#### Prompt
Which lines hold the string "image"? Copy every one of them.

(Rows from a figure dataset)
____

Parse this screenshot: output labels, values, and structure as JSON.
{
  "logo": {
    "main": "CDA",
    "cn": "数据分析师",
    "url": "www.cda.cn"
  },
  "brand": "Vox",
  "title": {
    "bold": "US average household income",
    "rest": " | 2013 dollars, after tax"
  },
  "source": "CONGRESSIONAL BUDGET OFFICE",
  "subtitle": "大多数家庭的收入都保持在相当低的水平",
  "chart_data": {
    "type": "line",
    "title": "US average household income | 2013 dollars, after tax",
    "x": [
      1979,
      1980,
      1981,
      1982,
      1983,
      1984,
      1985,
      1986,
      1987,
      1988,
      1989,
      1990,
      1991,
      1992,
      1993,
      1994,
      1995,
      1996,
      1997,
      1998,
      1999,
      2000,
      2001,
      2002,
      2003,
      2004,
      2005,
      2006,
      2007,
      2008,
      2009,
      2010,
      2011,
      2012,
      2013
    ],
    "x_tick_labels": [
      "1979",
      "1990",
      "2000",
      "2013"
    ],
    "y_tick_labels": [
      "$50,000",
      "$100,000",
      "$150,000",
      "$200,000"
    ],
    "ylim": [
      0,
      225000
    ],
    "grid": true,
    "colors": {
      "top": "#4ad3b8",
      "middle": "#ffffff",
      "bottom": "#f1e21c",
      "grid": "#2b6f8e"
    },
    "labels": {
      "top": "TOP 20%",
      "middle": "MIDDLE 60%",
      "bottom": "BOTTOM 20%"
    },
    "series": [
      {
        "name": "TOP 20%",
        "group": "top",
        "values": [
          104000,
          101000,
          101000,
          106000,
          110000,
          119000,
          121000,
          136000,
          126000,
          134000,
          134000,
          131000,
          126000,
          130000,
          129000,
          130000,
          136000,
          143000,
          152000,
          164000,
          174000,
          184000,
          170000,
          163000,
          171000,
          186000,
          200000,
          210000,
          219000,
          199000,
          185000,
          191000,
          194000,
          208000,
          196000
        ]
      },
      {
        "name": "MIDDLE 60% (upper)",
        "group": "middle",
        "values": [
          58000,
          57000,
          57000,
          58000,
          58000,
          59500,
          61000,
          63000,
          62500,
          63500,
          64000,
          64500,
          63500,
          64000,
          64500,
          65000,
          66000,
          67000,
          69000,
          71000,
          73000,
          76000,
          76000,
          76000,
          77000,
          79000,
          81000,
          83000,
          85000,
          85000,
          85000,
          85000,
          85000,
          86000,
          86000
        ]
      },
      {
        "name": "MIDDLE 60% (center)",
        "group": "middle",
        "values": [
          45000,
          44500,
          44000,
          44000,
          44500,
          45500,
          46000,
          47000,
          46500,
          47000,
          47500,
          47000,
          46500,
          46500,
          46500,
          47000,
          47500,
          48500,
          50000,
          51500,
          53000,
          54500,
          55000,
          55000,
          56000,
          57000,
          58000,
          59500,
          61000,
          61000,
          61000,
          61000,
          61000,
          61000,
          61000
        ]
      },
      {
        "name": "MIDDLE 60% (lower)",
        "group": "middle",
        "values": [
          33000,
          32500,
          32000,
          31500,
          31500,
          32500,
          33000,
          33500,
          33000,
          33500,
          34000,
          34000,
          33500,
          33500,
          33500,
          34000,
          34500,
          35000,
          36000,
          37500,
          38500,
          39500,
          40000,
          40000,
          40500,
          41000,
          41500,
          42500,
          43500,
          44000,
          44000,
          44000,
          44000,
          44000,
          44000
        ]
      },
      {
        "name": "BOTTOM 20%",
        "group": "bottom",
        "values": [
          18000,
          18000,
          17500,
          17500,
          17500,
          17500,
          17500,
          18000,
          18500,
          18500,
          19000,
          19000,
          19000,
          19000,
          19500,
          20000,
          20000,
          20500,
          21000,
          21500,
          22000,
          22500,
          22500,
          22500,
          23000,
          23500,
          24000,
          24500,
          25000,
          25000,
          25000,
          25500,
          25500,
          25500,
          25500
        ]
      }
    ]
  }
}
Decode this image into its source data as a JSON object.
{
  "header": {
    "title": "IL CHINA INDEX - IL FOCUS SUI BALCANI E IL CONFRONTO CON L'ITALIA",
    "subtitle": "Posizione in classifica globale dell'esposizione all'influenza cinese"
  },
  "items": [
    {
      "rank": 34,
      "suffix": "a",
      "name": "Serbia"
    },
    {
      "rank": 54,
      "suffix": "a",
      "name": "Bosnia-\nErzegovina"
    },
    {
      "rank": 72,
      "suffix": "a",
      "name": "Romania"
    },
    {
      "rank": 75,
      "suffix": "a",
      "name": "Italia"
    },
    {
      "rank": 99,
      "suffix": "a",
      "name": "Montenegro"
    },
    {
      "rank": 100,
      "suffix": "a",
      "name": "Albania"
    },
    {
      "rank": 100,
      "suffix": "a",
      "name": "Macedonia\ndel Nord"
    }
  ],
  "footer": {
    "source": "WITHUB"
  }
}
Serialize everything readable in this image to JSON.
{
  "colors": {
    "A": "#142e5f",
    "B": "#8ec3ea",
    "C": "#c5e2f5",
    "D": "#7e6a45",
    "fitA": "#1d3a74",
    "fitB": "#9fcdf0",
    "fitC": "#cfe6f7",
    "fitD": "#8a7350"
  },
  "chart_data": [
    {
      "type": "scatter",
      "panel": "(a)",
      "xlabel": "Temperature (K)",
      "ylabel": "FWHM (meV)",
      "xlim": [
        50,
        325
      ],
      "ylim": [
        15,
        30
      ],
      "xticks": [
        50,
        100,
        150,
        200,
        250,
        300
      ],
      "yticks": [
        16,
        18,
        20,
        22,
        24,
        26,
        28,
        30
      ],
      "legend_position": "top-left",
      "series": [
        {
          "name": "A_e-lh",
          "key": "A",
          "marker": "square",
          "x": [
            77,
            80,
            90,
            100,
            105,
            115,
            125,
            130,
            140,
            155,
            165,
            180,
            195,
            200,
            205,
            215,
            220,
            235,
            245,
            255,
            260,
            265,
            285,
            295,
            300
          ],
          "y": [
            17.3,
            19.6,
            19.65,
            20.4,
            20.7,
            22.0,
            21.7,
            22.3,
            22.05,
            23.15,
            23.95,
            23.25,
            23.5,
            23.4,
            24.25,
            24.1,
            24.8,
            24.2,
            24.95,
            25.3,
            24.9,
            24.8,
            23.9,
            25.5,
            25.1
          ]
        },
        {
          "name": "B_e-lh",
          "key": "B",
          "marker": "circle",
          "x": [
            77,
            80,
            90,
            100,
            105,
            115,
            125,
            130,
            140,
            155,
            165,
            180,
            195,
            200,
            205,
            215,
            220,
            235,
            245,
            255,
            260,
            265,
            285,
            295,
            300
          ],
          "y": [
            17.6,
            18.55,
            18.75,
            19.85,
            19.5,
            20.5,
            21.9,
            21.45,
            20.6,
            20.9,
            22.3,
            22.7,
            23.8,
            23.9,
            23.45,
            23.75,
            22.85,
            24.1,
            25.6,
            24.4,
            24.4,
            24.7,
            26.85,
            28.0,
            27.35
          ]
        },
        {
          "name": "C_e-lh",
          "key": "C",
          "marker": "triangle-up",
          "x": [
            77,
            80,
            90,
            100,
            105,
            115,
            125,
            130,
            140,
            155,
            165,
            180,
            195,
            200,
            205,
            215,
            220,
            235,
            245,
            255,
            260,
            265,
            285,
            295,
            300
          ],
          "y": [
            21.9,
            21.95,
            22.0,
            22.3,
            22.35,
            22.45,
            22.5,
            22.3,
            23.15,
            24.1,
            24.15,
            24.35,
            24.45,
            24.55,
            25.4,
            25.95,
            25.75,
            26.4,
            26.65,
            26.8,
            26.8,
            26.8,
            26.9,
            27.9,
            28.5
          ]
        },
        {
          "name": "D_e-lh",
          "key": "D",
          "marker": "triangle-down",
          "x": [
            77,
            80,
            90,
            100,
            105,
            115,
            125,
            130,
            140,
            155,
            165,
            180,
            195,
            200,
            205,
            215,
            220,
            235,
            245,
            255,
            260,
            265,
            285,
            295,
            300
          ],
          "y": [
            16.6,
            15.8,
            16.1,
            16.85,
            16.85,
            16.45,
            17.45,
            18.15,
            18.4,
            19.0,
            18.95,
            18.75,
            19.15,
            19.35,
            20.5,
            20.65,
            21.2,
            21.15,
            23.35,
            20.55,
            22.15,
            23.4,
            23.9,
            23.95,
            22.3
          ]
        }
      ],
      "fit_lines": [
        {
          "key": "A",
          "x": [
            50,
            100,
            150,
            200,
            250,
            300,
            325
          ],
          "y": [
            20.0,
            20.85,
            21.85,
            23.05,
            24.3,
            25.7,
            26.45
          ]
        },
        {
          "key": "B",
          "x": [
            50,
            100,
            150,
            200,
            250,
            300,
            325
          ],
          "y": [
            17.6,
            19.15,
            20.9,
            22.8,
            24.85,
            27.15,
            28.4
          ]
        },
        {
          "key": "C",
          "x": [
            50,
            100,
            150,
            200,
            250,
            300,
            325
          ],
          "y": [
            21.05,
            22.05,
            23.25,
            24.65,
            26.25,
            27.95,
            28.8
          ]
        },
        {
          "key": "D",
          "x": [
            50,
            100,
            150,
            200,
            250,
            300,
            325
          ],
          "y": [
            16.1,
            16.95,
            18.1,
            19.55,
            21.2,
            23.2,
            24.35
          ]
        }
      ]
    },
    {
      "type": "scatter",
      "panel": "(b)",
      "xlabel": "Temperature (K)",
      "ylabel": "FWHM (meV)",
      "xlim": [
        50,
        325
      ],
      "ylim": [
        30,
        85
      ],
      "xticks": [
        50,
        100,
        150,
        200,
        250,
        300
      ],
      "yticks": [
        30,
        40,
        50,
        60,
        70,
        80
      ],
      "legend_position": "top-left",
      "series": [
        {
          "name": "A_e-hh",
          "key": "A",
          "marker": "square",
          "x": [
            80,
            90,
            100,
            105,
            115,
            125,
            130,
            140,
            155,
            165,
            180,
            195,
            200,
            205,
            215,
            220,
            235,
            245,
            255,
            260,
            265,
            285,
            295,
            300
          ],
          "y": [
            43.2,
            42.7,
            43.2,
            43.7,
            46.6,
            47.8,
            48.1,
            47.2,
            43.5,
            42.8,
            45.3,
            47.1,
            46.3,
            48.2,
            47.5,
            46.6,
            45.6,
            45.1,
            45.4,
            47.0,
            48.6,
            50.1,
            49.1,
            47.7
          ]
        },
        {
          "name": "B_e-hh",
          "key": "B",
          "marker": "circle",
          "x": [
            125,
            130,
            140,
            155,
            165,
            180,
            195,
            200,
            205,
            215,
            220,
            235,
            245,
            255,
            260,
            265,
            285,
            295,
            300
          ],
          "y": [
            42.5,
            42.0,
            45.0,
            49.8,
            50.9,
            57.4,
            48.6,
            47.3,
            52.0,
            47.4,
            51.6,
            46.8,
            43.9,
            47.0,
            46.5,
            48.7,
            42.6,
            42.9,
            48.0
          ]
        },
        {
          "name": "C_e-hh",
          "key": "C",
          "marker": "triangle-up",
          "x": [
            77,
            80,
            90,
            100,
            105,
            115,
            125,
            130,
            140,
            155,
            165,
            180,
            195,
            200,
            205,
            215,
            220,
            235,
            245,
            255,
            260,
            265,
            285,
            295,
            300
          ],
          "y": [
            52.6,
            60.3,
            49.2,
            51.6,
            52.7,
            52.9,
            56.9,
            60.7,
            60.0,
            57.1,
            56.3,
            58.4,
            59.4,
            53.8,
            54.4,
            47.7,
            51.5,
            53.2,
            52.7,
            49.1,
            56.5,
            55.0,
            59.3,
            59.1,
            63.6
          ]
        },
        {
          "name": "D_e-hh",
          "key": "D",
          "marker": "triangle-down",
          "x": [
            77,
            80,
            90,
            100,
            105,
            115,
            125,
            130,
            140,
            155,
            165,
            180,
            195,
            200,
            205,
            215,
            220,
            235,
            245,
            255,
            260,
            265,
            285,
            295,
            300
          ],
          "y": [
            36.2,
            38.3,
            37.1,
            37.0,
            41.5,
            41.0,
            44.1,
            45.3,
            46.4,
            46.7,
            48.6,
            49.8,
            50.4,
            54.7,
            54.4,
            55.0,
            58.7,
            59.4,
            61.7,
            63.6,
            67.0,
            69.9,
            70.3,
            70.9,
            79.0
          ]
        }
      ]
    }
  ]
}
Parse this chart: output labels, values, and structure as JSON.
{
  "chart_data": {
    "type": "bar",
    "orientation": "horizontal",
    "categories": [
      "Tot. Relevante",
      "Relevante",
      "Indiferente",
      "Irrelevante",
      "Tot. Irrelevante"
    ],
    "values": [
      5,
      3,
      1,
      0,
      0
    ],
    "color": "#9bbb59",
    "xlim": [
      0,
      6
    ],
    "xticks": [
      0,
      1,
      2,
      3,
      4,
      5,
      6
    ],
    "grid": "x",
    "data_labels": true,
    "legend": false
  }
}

____

#### Task output
Decode this image into its source data as a JSON object.
Serialize everything readable in this image to JSON.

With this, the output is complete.